◆ **SOURCE PASSAGE**

Then one approach to run the jobs in parallel would be to trick the transpiler into transpiling a program, call it $U_{\text{Reina}}$, as:

$$U_{\text{Reina}}=U_1\otimes U_2\otimes U_3.$$

To the transpiler, there would only be one job to transpile - $U_{\text{Reina}}$. Thus, the transpiled code could mix and mash qubits used between $U_1$, $U_2$, and $U_3$ even during execution, just so long as at the end, the qubits are separate between $U_1$,$U_2$, and $U_3$. You yourself wouldn't have to worry about the connectivity; the transpiler would be blind to the separate programs.

I doubt that IBM's job scheduler is that sophisticated right now (perhaps it is), but at least that's an option. For example, if $U_1$ came from one client, $U_2$ came from another, and $U_3$ came from a third, then the job scheduler could find a way to transpile them all together. If most jobs submitted to IBM's machines use less than half of the number of available qubits, then perhaps that could be automated but it seems like a lot of headache for not a lot of benefit.


Alternatively suppose each of $U_1$, $U_2$, and $U_3$ need $n/2$ qubits, but $U_1$'s depth is twice as long as each of $U_2$ and $U_3$. So another option, if mid-circuit measurements were easily done, would be to run $U_1\otimes U_2$, measure the qubits used in $U_2$, reset them to $|0\rangle$, and continue on with the rest of $U_1$, and start $U_3$, as $U_1\otimes U_3$. Mid-circuit measurement and resetting to $|0\rangle$ is not easy though, and I don't think IBM's machines are there yet.

◆ **SUPPLIED DATA**
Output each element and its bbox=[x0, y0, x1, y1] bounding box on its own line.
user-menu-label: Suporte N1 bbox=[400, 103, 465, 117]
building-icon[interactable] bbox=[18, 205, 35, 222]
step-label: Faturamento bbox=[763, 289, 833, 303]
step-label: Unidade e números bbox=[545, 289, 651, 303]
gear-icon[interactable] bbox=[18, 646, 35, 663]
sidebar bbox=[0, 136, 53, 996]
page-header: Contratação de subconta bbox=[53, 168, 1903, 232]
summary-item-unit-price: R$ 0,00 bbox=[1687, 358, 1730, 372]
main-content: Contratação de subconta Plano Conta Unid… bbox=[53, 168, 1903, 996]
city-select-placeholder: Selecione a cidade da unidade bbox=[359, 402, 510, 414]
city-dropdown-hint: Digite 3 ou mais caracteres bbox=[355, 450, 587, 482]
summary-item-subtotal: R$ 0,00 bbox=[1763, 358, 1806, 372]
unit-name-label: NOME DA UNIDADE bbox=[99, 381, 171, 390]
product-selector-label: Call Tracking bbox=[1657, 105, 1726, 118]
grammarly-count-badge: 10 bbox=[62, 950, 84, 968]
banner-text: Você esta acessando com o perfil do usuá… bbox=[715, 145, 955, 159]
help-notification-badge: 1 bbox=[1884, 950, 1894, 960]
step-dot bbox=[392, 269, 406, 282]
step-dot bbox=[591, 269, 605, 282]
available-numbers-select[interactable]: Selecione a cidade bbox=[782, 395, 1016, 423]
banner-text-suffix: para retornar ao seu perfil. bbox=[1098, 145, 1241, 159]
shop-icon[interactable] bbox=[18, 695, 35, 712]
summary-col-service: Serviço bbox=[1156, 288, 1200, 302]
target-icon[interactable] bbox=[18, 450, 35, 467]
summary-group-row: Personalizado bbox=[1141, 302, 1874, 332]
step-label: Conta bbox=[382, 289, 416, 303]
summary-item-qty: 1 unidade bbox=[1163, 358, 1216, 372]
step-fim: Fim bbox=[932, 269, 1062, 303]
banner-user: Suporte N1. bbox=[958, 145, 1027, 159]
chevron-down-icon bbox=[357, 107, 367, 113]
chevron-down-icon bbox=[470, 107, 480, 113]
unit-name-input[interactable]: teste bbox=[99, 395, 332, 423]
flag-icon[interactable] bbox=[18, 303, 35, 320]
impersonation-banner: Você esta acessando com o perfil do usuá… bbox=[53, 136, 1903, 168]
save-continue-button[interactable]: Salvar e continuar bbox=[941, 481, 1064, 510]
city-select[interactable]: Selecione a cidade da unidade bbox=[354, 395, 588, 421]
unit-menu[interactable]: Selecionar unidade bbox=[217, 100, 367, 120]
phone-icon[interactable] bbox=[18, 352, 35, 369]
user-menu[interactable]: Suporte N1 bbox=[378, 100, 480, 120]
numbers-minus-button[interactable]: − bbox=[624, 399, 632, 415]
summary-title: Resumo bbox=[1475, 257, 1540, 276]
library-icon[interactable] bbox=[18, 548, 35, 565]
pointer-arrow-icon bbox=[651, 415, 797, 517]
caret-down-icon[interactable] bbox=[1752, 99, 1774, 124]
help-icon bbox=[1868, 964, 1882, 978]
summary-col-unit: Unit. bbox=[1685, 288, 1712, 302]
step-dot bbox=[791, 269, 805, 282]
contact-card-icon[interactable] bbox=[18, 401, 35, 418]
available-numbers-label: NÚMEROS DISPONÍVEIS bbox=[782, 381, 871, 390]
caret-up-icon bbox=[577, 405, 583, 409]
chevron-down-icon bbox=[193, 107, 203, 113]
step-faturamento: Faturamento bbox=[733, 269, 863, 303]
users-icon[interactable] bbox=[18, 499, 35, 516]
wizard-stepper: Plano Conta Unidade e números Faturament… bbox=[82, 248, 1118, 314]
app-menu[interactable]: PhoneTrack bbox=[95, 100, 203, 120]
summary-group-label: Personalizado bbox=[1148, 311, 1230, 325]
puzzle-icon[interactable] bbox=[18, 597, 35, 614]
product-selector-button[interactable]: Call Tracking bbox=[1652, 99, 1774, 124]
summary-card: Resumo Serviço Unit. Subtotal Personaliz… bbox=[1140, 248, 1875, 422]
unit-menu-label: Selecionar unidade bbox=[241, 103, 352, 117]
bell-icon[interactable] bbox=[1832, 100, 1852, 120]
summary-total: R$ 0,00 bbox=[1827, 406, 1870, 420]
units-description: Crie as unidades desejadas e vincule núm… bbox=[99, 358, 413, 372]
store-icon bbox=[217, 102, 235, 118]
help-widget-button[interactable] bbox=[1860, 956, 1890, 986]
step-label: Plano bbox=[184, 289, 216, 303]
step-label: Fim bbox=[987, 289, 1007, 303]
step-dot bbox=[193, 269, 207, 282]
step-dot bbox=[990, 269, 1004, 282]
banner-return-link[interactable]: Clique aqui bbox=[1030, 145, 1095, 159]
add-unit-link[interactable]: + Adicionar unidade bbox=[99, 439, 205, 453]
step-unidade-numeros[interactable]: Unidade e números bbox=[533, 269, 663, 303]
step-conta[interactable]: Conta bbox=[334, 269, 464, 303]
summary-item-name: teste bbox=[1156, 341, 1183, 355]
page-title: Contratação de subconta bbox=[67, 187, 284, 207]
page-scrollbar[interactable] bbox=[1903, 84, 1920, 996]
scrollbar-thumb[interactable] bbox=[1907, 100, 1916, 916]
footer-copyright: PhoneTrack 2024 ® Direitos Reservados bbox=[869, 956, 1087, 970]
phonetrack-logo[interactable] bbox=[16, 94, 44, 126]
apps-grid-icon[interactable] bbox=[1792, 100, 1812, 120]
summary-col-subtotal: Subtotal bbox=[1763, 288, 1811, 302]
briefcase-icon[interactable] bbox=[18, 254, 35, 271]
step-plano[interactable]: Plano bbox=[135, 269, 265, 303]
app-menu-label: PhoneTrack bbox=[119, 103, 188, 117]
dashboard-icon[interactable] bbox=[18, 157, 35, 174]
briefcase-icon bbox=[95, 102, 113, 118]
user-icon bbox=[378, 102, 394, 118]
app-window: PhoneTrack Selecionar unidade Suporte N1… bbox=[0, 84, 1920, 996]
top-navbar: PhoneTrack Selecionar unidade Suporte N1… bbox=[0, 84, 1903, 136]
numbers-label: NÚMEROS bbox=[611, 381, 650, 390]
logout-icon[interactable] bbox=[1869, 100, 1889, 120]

◆ **PROBLEMS TO SOLVE**
1 - Reproduce the rows verbatim, covering the stretch from the first row through the one containing "banner-user: Suporte N1.", inclusive.
2 - Write what follows the final sentence of the passage on running several quantum programs in parallel through the transpiler.

◆ **EXERCISE RESULTS**
1 -
Output each element and its bbox=[x0, y0, x1, y1] bounding box on its own line.
user-menu-label: Suporte N1 bbox=[400, 103, 465, 117]
building-icon[interactable] bbox=[18, 205, 35, 222]
step-label: Faturamento bbox=[763, 289, 833, 303]
step-label: Unidade e números bbox=[545, 289, 651, 303]
gear-icon[interactable] bbox=[18, 646, 35, 663]
sidebar bbox=[0, 136, 53, 996]
page-header: Contratação de subconta bbox=[53, 168, 1903, 232]
summary-item-unit-price: R$ 0,00 bbox=[1687, 358, 1730, 372]
main-content: Contratação de subconta Plano Conta Unid… bbox=[53, 168, 1903, 996]
city-select-placeholder: Selecione a cidade da unidade bbox=[359, 402, 510, 414]
city-dropdown-hint: Digite 3 ou mais caracteres bbox=[355, 450, 587, 482]
summary-item-subtotal: R$ 0,00 bbox=[1763, 358, 1806, 372]
unit-name-label: NOME DA UNIDADE bbox=[99, 381, 171, 390]
product-selector-label: Call Tracking bbox=[1657, 105, 1726, 118]
grammarly-count-badge: 10 bbox=[62, 950, 84, 968]
banner-text: Você esta acessando com o perfil do usuá… bbox=[715, 145, 955, 159]
help-notification-badge: 1 bbox=[1884, 950, 1894, 960]
step-dot bbox=[392, 269, 406, 282]
step-dot bbox=[591, 269, 605, 282]
available-numbers-select[interactable]: Selecione a cidade bbox=[782, 395, 1016, 423]
banner-text-suffix: para retornar ao seu perfil. bbox=[1098, 145, 1241, 159]
shop-icon[interactable] bbox=[18, 695, 35, 712]
summary-col-service: Serviço bbox=[1156, 288, 1200, 302]
target-icon[interactable] bbox=[18, 450, 35, 467]
summary-group-row: Personalizado bbox=[1141, 302, 1874, 332]
step-label: Conta bbox=[382, 289, 416, 303]
summary-item-qty: 1 unidade bbox=[1163, 358, 1216, 372]
step-fim: Fim bbox=[932, 269, 1062, 303]
banner-user: Suporte N1. bbox=[958, 145, 1027, 159]

2 -
Lastly perhaps in the far-distant future we can borrow ideas from computer engineering about time-slicing to distinguish between active registers in an arithmetic-logic-unit (ALU), and cache SRAM used to store code. For example might have quantum computers with $n$ super-fast qubits with a lot of connectively that can actively be toggled or acted upon, akin to the x86-architecture's AX,BX,CX,..., and, say, $mn$ slower qubits, akin to an SRAM cache, that can only store qubits and couldn't do CSWAP or CCNOT operations. During execution, up to $m$ jobs could be run in a time-slice manner by swapping or using perfect-state transfer to load in the active qubits from the slow, unsophisticated storage, etc. This is somewhat similar to what Quera has been doing with their cool videos that move different qubits around.

But right now I think that thrashing will kill any advantage of time-slicing, so I don't see this as viable for a long time.